▶ WRITTEN PROBLEM
Render the lines in the items below as a Markdown table with two columns, No. and Entry. Begin at the line containing "row-1-name: Затраты труда: [250, 813, 539, 856]" and continue through the line containing "row-4-col7: -: [1985, 1214, 2007, 1257]", numbering each row and leaving out blank lines.

▶ EXCERPTED DATA
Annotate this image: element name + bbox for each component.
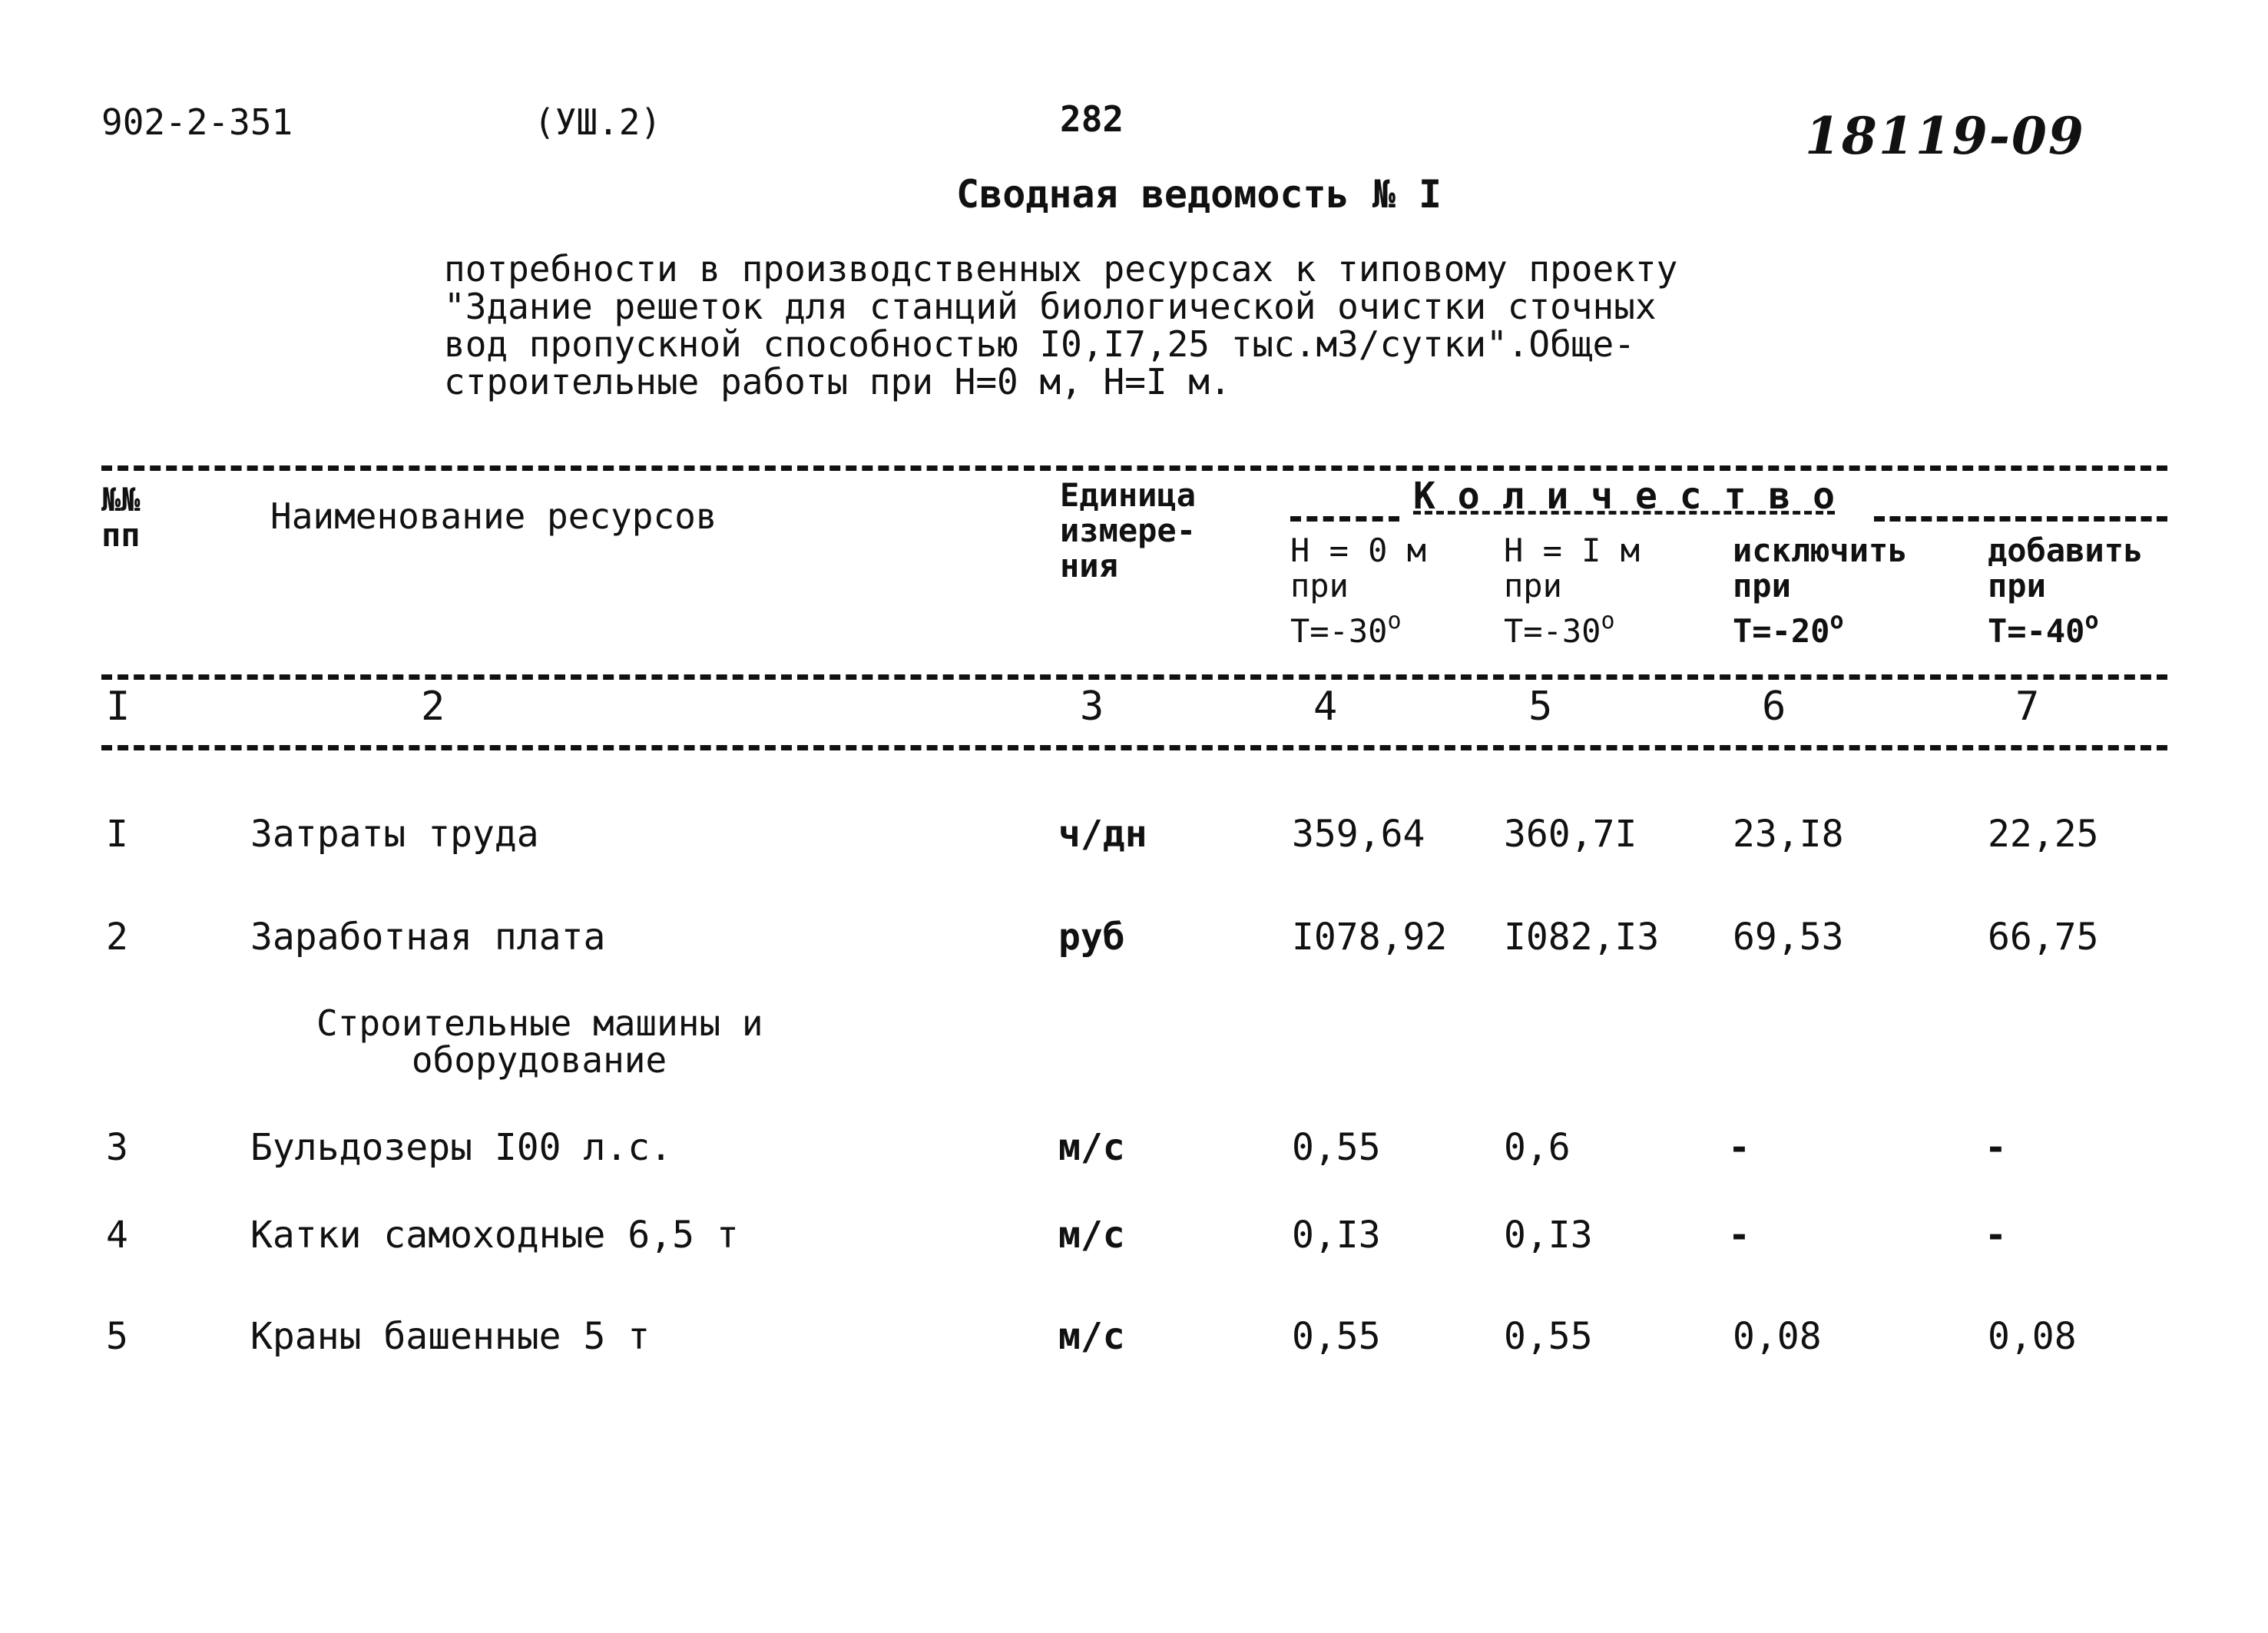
row-1-name: Затраты труда: [250, 813, 539, 856]
row-1-unit: ч/дн: [1058, 813, 1147, 856]
row-2-col7: 66,75: [1988, 916, 2099, 959]
page-number: 282: [1060, 98, 1124, 140]
row-4-col7: -: [1985, 1214, 2007, 1257]
header-col4: Н = 0 м при $Т=-30^о$: [1290, 532, 1427, 650]
colnum-5: 5: [1528, 684, 1553, 730]
row-3-name: Бульдозеры I00 л.с.: [250, 1126, 673, 1169]
header-col5: Н = I м при $Т=-30^о$: [1504, 532, 1641, 650]
table-top-rule: [101, 465, 2167, 471]
row-5-unit: м/с: [1058, 1315, 1125, 1358]
row-4-col4: 0,I3: [1292, 1214, 1381, 1257]
row-2-unit: руб: [1058, 916, 1125, 959]
colnum-6: 6: [1762, 684, 1786, 730]
row-2-col6: 69,53: [1733, 916, 1844, 959]
row-1-col5: 360,7I: [1504, 813, 1637, 856]
row-2-col4: I078,92: [1292, 916, 1448, 959]
row-3-col5: 0,6: [1504, 1126, 1571, 1169]
header-unit: Единица измере- ния: [1060, 476, 1197, 585]
row-5-col5: 0,55: [1504, 1315, 1593, 1358]
subtitle-line: потребности в производственных ресурсах к типовому проекту: [444, 248, 1678, 290]
row-5-col7: 0,08: [1988, 1315, 2077, 1358]
header-col6: исключить при $Т=-20^о$: [1733, 532, 1908, 650]
row-4-number: 4: [106, 1214, 128, 1257]
colnum-1: I: [106, 684, 131, 730]
row-4-col5: 0,I3: [1504, 1214, 1593, 1257]
header-name: Наименование ресурсов: [270, 495, 717, 537]
row-1-number: I: [106, 813, 128, 856]
subtitle-line: "Здание решеток для станций биологической очистки сточных: [444, 286, 1657, 327]
row-4-unit: м/с: [1058, 1214, 1125, 1257]
row-1-col4: 359,64: [1292, 813, 1425, 856]
subtitle-paragraph: [444, 250, 1677, 401]
inventory-number: 18119-09: [1805, 106, 2085, 166]
colnum-4: 4: [1313, 684, 1338, 730]
row-3-number: 3: [106, 1126, 128, 1169]
row-5-col4: 0,55: [1292, 1315, 1381, 1358]
header-col7: добавить при $Т=-40^о$: [1988, 532, 2144, 650]
row-3-col7: -: [1985, 1126, 2007, 1169]
header-quantity-group: К о л и ч е с т в о: [1413, 475, 1836, 518]
row-5-name: Краны башенные 5 т: [250, 1315, 651, 1358]
colnum-3: 3: [1080, 684, 1104, 730]
document-code: 902-2-351: [101, 101, 293, 143]
row-4-name: Катки самоходные 6,5 т: [250, 1214, 739, 1257]
row-2-col5: I082,I3: [1504, 916, 1660, 959]
qty-rule-right: [1874, 516, 2167, 522]
row-5-col6: 0,08: [1733, 1315, 1822, 1358]
subtitle-line: строительные работы при Н=0 м, Н=I м.: [444, 361, 1231, 402]
header-num: №№ пп: [101, 481, 141, 554]
row-4-col6: -: [1728, 1214, 1750, 1257]
row-1-col7: 22,25: [1988, 813, 2099, 856]
section-heading: Строительные машины и оборудование: [316, 1002, 763, 1081]
row-3-col4: 0,55: [1292, 1126, 1381, 1169]
row-3-col6: -: [1728, 1126, 1750, 1169]
subtitle-line: вод пропускной способностью I0,I7,25 тыс.м3/сутки".Обще-: [444, 323, 1635, 365]
colnum-bottom-rule: [101, 745, 2167, 750]
row-2-name: Заработная плата: [250, 916, 606, 959]
qty-rule-left: [1290, 516, 1399, 522]
row-2-number: 2: [106, 916, 128, 959]
row-1-col6: 23,I8: [1733, 813, 1844, 856]
colnum-2: 2: [421, 684, 445, 730]
document-title: Сводная ведомость № I: [956, 172, 1442, 217]
album-number: (УШ.2): [534, 101, 662, 143]
colnum-7: 7: [2015, 684, 2040, 730]
header-bottom-rule: [101, 674, 2167, 680]
row-3-unit: м/с: [1058, 1126, 1125, 1169]
row-5-number: 5: [106, 1315, 128, 1358]
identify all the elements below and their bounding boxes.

▶ EXERCISE OUTPUT
| No. | Entry |
|---|---|
| 1 | row-1-name: Затраты труда: [250, 813, 539, 856] |
| 2 | row-1-unit: ч/дн: [1058, 813, 1147, 856] |
| 3 | row-2-col7: 66,75: [1988, 916, 2099, 959] |
| 4 | page-number: 282: [1060, 98, 1124, 140] |
| 5 | row-4-col7: -: [1985, 1214, 2007, 1257] |